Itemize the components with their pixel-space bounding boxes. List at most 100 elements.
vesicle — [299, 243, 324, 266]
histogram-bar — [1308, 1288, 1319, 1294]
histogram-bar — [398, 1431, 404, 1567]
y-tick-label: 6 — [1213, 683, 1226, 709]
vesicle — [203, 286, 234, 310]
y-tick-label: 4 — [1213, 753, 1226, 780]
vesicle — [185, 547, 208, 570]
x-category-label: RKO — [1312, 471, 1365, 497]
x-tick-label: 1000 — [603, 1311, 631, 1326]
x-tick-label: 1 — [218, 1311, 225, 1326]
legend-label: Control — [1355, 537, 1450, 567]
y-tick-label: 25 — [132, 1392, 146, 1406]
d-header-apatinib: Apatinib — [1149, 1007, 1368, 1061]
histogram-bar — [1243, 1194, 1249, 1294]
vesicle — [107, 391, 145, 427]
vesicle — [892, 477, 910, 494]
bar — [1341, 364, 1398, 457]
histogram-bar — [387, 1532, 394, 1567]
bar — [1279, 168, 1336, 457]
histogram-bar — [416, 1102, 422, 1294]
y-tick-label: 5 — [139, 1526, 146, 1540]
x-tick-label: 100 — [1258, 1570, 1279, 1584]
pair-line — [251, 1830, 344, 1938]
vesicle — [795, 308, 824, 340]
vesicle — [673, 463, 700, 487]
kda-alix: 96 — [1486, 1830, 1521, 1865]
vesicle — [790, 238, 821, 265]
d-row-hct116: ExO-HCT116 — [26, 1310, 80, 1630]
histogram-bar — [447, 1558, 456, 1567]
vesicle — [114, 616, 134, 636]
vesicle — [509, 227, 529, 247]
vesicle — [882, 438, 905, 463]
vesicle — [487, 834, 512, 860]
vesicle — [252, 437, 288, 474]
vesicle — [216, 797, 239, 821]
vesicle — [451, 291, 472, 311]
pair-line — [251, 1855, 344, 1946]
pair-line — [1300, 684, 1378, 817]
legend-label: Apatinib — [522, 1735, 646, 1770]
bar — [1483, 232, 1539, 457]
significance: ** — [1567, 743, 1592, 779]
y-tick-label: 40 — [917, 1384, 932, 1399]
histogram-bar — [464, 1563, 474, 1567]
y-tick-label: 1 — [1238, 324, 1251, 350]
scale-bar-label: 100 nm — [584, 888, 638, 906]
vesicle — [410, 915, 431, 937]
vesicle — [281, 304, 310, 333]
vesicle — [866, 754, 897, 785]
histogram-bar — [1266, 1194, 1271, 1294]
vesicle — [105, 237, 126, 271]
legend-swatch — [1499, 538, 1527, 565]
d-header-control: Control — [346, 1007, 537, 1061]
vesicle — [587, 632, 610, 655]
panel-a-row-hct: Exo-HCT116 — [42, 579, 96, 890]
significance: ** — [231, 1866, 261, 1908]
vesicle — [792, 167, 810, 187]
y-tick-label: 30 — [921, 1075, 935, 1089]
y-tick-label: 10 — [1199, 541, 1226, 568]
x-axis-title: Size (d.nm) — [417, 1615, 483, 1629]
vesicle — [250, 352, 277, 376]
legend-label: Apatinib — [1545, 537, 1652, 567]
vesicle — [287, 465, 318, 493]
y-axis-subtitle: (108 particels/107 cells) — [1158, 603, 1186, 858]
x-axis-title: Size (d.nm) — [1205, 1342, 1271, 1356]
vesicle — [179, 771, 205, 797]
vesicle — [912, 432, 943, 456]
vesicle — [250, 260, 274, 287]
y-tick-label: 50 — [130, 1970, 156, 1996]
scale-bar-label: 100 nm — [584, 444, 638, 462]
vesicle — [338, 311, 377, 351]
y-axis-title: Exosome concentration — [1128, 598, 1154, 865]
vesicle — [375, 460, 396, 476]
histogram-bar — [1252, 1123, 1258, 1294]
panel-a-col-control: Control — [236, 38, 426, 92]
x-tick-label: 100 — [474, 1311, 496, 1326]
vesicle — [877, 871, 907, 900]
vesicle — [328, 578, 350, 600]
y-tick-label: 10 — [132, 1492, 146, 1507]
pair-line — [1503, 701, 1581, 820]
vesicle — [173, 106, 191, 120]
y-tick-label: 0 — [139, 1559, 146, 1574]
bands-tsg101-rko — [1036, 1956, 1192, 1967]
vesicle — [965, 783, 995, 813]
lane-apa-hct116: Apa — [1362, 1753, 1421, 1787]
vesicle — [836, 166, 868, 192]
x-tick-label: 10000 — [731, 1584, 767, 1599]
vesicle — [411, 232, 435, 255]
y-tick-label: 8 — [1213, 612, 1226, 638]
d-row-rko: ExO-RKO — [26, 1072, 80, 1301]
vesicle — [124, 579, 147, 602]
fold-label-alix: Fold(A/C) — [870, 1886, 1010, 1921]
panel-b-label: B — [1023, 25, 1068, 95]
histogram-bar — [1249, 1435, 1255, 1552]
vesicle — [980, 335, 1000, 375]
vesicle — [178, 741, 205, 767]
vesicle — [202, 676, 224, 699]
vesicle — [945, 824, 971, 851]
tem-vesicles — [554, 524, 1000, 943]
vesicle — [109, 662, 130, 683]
+++
### What this task involves
Whenever a line of the data above includes the word "scale", copy that line.

### Task response
scale-bar-label: 100 nm — [584, 888, 638, 906]
scale-bar-label: 100 nm — [584, 444, 638, 462]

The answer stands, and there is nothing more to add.